• _Data in this exercise_:
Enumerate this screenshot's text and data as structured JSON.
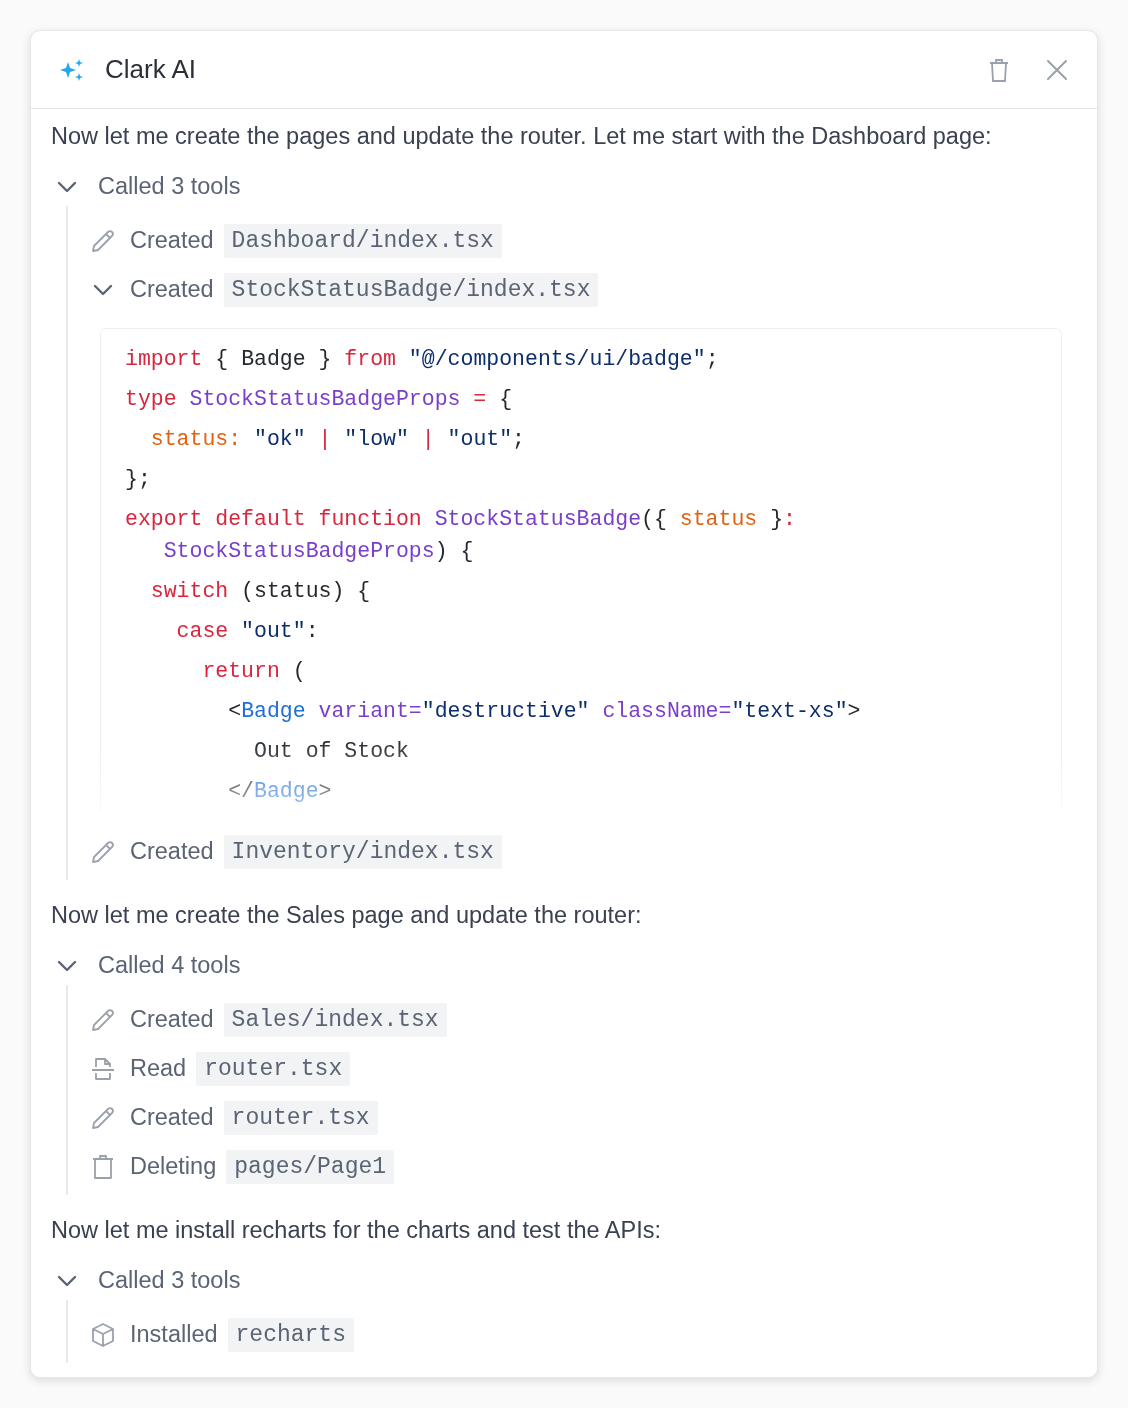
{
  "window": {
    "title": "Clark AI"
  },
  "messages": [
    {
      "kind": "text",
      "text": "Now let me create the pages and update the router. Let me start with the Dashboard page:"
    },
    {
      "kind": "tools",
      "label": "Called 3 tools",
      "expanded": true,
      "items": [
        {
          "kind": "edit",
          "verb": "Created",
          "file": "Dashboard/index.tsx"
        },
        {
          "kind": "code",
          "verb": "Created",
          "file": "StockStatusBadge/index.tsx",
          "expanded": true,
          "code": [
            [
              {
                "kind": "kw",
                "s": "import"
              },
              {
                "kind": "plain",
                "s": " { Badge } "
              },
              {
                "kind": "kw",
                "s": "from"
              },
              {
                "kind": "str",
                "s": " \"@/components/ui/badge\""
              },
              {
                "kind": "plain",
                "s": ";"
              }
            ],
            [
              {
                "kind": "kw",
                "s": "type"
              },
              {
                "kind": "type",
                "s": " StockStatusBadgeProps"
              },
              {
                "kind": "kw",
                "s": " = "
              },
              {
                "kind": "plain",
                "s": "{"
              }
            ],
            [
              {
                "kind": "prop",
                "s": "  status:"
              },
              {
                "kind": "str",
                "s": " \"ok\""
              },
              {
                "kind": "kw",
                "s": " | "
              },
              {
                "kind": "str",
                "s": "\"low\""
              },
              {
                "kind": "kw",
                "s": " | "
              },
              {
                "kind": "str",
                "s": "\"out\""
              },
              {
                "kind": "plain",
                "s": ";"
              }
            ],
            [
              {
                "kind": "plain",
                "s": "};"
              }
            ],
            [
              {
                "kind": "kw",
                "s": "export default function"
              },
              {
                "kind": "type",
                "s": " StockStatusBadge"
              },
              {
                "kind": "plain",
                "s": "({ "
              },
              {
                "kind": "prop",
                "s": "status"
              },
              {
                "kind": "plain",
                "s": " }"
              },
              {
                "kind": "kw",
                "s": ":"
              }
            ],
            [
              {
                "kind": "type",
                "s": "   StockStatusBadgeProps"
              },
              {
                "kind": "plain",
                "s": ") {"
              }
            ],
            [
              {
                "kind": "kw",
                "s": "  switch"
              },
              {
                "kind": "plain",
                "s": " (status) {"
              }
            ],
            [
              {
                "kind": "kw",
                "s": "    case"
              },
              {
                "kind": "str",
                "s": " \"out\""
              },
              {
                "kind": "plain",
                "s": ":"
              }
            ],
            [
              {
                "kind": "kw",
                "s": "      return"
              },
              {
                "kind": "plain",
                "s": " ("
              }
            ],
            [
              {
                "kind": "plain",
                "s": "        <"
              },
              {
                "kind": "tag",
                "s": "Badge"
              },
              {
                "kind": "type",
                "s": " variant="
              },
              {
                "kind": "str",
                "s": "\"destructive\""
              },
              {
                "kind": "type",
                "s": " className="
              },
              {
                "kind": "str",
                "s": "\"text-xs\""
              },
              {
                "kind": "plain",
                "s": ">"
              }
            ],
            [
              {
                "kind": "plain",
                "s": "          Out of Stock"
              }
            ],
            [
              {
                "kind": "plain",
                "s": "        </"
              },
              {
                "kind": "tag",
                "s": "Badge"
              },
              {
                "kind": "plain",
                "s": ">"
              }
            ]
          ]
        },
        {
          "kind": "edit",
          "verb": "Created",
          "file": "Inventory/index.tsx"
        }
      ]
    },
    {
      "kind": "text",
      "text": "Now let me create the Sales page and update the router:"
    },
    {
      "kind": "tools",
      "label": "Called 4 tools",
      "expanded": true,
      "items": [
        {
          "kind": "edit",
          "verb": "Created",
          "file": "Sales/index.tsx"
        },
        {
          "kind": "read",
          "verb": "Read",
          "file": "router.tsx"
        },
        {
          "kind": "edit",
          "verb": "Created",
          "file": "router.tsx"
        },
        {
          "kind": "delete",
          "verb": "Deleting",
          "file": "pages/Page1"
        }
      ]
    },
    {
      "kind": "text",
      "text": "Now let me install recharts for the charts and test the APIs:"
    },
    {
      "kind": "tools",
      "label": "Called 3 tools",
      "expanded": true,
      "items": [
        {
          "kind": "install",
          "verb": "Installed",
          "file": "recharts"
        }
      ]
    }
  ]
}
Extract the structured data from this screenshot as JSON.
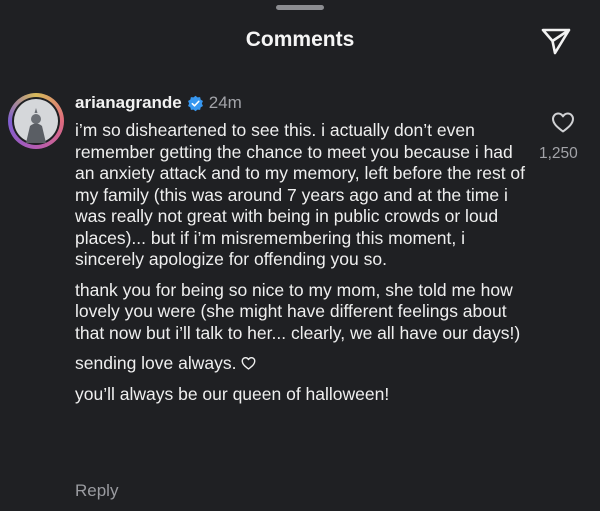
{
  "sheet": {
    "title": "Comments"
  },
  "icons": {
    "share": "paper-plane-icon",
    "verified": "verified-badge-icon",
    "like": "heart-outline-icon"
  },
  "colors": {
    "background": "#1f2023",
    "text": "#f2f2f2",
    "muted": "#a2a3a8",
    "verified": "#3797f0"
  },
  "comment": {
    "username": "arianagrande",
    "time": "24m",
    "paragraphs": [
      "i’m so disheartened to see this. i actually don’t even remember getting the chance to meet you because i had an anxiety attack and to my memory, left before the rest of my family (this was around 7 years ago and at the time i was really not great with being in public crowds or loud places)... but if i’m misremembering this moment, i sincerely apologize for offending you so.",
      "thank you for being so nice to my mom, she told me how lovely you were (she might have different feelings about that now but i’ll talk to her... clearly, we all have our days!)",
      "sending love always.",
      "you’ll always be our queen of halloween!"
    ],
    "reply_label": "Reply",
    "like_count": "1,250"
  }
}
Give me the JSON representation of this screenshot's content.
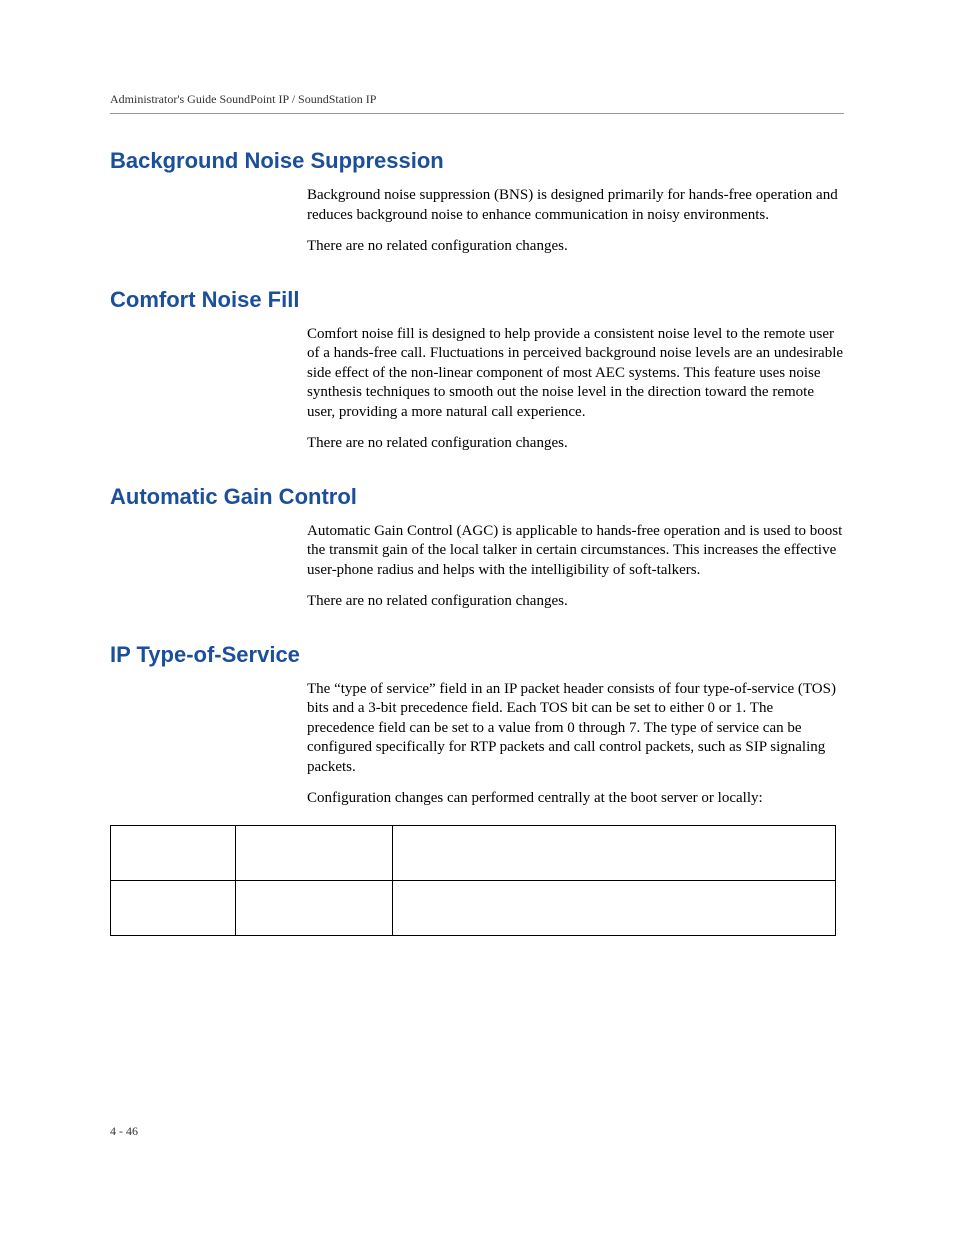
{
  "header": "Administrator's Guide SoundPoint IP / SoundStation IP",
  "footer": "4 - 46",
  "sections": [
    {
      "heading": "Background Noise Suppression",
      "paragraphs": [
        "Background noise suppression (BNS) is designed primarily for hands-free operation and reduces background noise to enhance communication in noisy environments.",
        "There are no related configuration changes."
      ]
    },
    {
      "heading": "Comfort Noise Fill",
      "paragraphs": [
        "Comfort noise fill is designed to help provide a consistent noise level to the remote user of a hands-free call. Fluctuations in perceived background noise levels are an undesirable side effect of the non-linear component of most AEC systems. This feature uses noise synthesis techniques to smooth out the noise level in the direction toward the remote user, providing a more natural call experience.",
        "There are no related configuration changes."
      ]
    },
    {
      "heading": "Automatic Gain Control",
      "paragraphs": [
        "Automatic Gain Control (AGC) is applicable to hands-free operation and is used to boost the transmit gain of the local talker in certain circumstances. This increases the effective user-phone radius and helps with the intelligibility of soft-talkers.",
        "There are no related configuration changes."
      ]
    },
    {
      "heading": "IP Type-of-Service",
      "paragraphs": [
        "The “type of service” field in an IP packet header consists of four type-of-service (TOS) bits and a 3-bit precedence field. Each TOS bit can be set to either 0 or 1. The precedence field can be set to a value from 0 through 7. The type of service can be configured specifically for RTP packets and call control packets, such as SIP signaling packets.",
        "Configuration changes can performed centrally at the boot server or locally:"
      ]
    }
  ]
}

• _What is asked_: Pull every line containing "text" out of the data above.

• _Solution to this task_:
Enumerate this screenshot's text and data as structured JSON.
      "kind": "text",
      "text": "Now let me create the pages and update the router. Let me start with the Dashboard page:"
                "s": "\"text-xs\""
      "kind": "text",
      "text": "Now let me create the Sales page and update the router:"
      "kind": "text",
      "text": "Now let me install recharts for the charts and test the APIs:"
    "text": "#f2f2f2",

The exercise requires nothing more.